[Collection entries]
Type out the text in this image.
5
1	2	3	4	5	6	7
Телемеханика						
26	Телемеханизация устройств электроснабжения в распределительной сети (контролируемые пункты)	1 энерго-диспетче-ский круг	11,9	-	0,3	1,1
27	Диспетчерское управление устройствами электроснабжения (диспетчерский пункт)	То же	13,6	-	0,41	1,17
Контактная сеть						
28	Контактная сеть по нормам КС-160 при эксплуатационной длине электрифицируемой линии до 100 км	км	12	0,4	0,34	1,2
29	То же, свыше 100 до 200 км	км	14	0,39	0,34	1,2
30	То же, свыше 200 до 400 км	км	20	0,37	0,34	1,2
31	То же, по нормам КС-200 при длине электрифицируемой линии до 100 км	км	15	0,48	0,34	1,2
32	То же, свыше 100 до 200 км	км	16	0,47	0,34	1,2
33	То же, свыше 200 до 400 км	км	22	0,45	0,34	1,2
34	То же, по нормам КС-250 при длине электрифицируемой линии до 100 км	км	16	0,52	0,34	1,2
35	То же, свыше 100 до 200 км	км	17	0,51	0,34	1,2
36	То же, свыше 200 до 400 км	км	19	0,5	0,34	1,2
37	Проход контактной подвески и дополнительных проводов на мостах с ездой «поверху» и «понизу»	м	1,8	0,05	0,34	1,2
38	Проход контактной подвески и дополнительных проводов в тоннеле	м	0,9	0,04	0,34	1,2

...

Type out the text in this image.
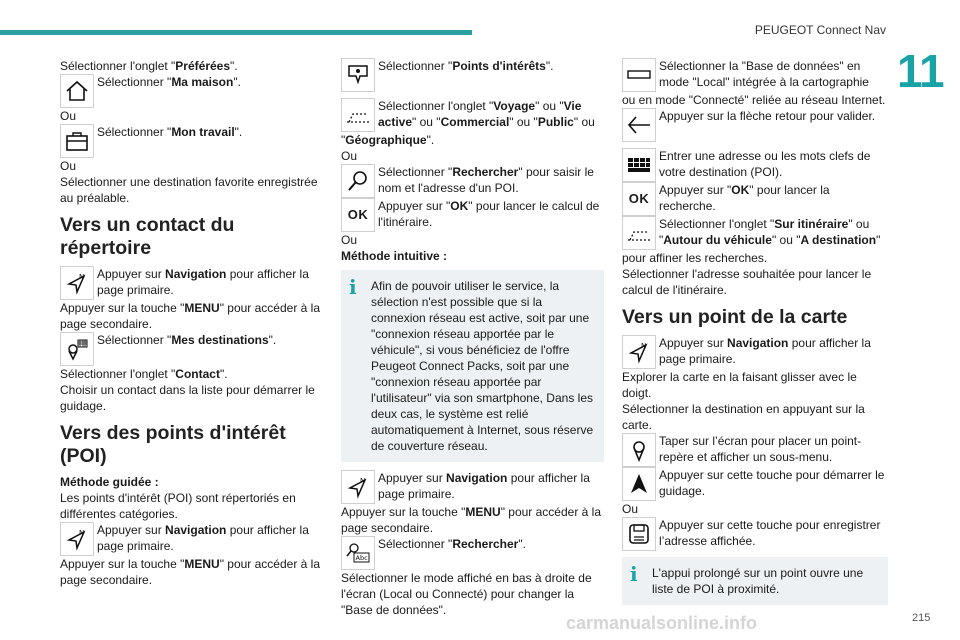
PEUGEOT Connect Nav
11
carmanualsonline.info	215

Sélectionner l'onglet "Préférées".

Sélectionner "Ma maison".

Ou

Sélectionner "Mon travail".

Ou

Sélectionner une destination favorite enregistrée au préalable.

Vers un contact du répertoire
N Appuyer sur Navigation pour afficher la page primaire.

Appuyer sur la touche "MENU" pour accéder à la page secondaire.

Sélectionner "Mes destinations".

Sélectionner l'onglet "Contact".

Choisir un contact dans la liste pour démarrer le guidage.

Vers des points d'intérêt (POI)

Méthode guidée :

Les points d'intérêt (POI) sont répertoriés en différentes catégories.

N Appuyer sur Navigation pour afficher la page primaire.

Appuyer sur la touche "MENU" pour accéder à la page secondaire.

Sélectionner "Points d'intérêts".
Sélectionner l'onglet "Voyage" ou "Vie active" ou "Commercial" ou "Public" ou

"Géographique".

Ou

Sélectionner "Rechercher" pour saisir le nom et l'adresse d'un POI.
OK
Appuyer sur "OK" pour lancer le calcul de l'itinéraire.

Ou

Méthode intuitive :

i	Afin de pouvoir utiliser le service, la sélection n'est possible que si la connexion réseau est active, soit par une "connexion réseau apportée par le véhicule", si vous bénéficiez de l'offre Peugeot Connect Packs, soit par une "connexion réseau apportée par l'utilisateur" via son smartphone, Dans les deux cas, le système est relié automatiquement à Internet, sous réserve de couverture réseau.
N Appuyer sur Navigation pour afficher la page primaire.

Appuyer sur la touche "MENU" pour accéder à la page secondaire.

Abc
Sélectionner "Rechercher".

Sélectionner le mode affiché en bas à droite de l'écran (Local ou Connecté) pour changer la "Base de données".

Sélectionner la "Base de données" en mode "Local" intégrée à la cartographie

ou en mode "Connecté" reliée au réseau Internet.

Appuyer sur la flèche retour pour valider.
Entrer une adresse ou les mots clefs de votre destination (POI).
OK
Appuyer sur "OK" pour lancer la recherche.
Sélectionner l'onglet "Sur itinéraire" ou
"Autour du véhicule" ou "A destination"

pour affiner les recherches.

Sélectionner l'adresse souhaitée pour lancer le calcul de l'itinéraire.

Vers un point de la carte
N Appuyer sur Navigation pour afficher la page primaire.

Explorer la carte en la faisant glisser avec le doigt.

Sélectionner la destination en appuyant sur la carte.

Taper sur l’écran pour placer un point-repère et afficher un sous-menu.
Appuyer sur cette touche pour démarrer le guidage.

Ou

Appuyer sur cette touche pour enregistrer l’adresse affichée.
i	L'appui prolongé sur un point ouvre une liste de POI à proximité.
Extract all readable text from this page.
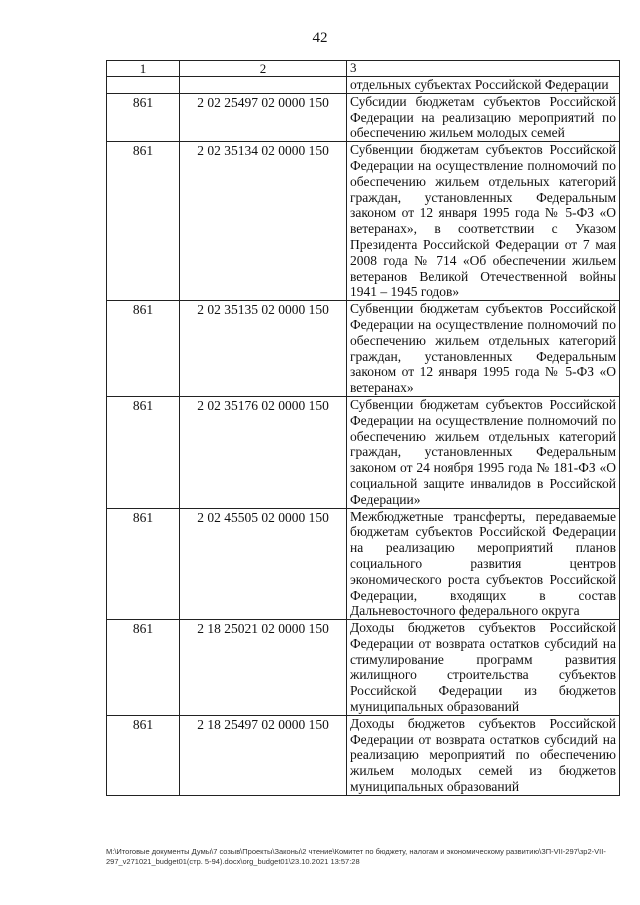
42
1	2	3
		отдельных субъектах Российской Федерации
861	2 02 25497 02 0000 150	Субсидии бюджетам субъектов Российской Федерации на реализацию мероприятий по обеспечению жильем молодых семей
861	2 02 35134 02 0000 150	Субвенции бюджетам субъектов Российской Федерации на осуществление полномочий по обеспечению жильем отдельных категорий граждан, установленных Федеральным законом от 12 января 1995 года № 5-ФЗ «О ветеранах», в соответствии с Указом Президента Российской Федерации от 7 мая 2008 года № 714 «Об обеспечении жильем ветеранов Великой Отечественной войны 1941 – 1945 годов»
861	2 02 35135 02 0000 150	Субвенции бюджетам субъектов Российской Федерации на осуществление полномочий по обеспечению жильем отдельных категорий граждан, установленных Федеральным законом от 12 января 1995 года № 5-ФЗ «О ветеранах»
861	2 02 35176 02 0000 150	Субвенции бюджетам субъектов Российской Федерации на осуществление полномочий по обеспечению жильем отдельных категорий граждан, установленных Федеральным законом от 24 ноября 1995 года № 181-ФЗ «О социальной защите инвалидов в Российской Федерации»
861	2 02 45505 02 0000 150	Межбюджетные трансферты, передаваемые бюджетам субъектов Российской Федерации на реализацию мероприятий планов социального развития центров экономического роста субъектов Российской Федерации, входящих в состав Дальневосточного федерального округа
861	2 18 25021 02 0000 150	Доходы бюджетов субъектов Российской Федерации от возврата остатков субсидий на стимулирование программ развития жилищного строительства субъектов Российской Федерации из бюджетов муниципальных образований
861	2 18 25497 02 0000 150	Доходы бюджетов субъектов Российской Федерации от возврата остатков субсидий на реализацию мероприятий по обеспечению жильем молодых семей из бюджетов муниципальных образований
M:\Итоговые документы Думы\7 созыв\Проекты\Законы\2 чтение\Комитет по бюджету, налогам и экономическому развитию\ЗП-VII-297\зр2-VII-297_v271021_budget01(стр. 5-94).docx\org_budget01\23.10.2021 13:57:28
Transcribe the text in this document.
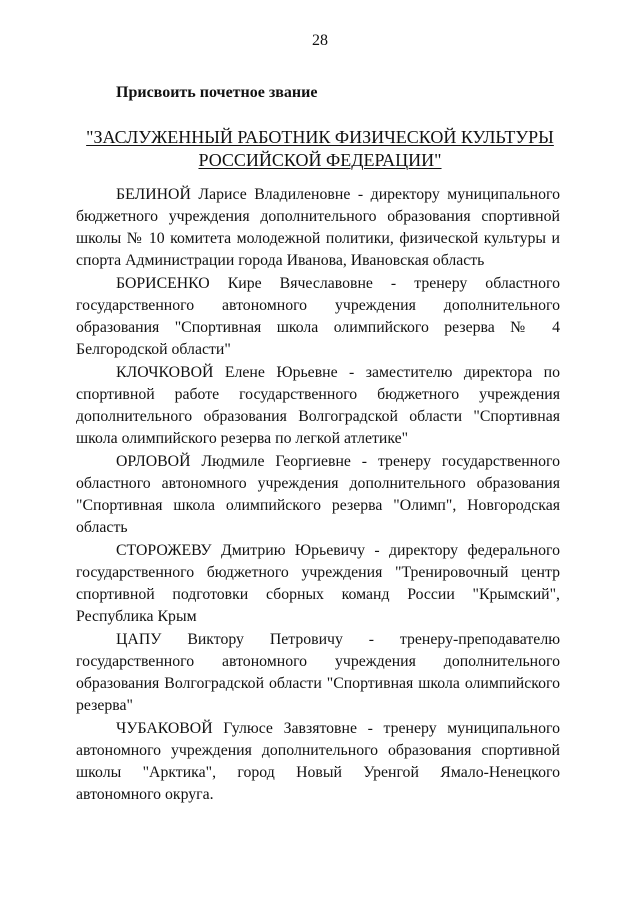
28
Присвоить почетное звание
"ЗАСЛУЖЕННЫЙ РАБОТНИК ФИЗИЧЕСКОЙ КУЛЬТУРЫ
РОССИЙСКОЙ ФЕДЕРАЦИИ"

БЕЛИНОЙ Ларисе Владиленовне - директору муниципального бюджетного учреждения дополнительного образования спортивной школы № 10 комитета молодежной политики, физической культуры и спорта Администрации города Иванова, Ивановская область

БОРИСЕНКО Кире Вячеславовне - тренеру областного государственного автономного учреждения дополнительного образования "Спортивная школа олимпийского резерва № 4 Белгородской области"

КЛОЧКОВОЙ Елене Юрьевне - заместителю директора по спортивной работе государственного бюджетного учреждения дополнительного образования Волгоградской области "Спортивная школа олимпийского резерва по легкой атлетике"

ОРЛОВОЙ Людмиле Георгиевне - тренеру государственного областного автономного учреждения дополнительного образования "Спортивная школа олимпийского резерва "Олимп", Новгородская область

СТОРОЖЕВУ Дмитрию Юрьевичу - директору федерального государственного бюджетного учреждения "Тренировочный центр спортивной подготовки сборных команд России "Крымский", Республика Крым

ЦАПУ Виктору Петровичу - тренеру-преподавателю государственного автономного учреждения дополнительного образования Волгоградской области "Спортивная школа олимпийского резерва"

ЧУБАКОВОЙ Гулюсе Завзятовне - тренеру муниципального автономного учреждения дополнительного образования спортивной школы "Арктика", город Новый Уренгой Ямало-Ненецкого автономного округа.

---

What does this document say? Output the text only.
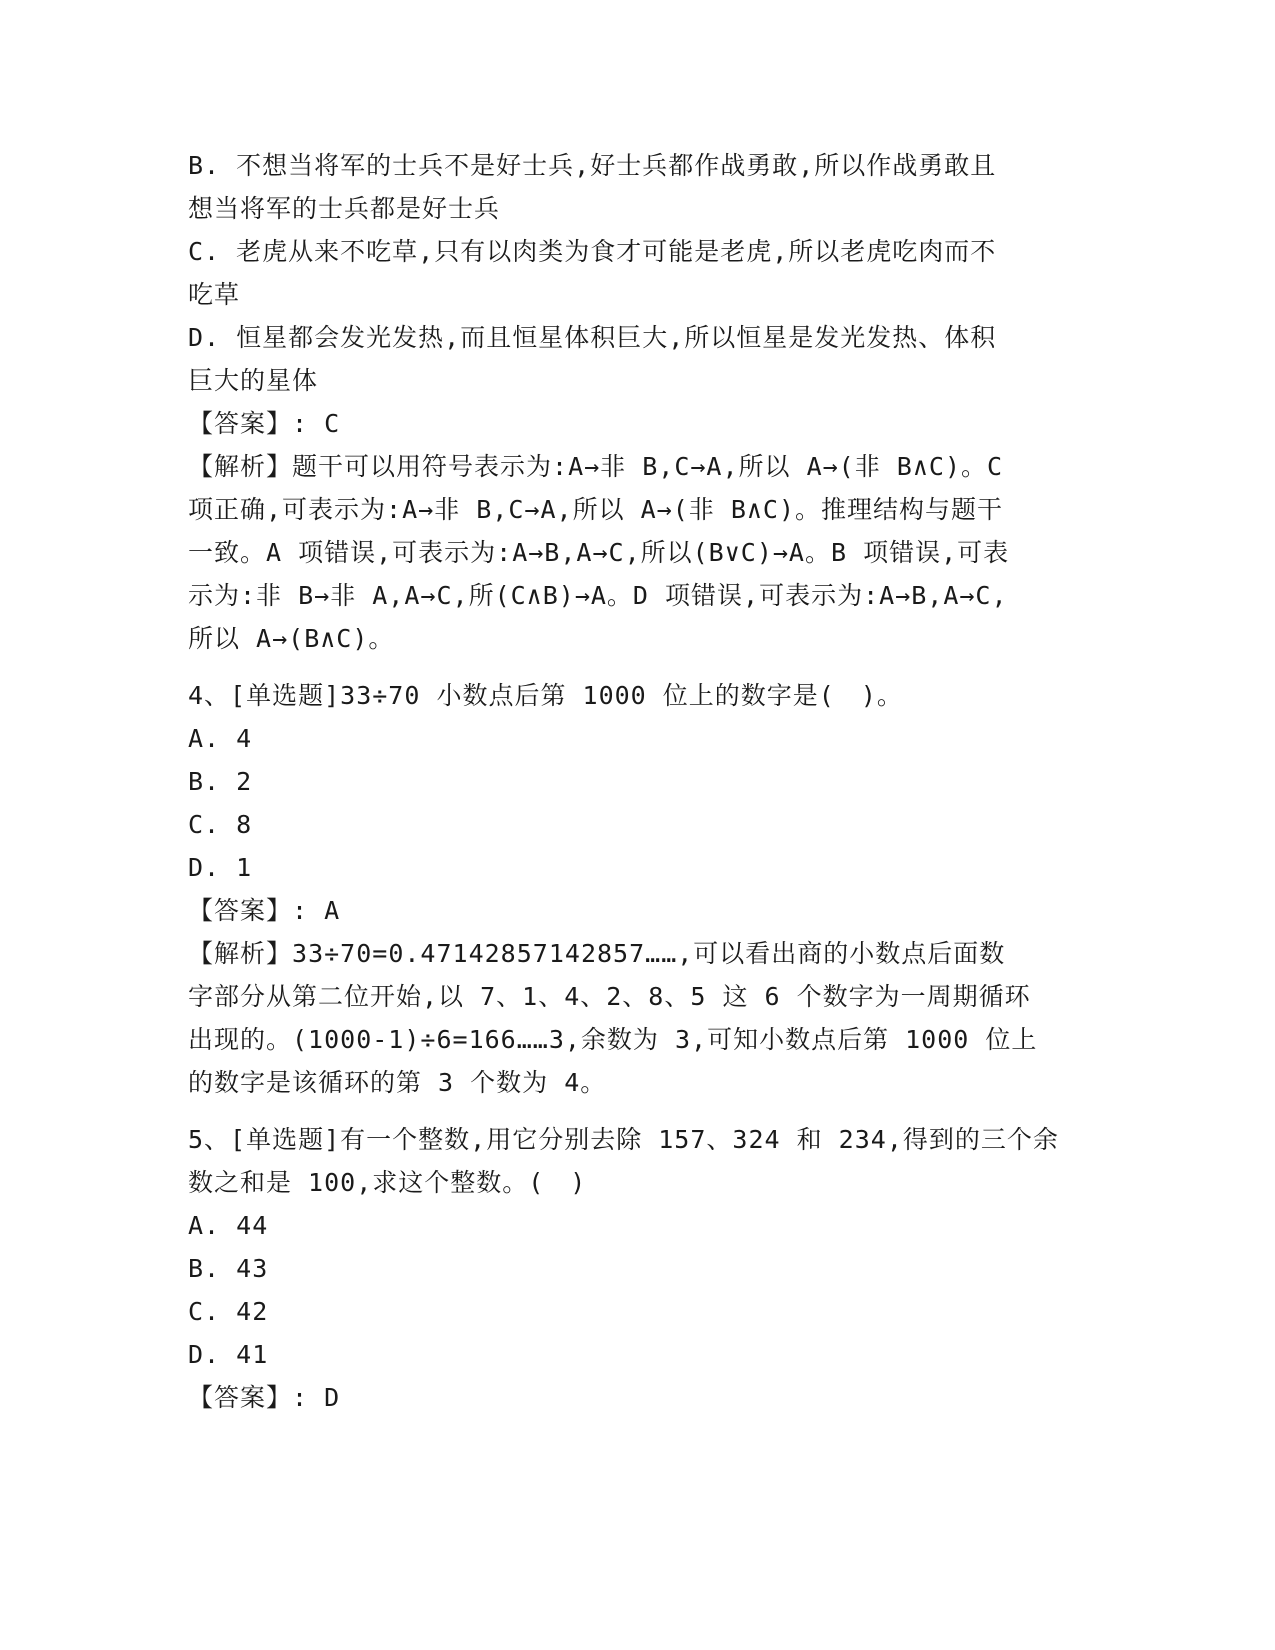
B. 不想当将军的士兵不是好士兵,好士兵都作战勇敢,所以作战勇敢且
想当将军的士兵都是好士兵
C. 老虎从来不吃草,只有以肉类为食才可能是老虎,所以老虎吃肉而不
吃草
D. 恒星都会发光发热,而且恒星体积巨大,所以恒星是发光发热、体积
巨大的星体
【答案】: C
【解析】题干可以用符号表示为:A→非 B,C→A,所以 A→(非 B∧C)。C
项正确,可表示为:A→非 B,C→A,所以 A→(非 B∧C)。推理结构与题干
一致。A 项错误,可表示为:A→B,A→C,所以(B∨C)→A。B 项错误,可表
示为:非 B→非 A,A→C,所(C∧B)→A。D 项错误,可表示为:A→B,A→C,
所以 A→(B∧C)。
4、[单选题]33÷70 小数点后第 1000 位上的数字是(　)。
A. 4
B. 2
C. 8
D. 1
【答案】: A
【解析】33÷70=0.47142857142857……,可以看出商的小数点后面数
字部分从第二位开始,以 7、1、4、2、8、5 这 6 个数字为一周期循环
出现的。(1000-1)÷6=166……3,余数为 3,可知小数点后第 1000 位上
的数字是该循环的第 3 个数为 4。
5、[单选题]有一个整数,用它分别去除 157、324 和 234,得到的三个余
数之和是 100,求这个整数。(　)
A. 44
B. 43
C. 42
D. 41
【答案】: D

## CHALLENGE
Gather each line of the records holding the string "cette".

## COMPLETE ANSWER
Appuyer sur cette touche pour démarrer le guidage.
Appuyer sur cette touche pour enregistrer l’adresse affichée.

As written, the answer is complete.